> _What you will do_
Report how many lines in the entries below contain the string "bounding", with case counting. Give only the number.

A run of entries:
▽
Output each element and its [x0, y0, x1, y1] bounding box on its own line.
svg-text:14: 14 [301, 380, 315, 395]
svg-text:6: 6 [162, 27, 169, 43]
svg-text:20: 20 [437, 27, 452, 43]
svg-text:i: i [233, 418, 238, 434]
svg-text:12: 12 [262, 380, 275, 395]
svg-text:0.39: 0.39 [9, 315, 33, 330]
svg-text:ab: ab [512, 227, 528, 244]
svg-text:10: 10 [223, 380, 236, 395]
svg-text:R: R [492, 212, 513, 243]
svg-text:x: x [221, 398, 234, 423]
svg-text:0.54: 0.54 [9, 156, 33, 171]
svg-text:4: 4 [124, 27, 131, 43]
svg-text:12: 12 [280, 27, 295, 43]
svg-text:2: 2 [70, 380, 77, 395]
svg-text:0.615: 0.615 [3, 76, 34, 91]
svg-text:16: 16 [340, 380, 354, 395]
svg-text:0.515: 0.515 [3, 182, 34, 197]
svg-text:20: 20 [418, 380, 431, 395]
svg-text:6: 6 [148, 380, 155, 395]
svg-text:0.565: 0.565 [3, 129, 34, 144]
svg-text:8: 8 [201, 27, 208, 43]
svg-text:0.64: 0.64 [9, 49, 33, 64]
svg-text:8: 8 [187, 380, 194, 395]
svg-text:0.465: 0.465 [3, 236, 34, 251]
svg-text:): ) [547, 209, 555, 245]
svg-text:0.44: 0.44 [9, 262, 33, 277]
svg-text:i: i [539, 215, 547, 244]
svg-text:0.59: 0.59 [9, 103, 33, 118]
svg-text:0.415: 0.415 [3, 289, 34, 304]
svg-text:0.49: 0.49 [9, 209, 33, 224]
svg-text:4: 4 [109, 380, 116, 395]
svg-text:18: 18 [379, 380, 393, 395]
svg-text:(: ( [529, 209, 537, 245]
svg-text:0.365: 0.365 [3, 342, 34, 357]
△
> _Correct answer_
1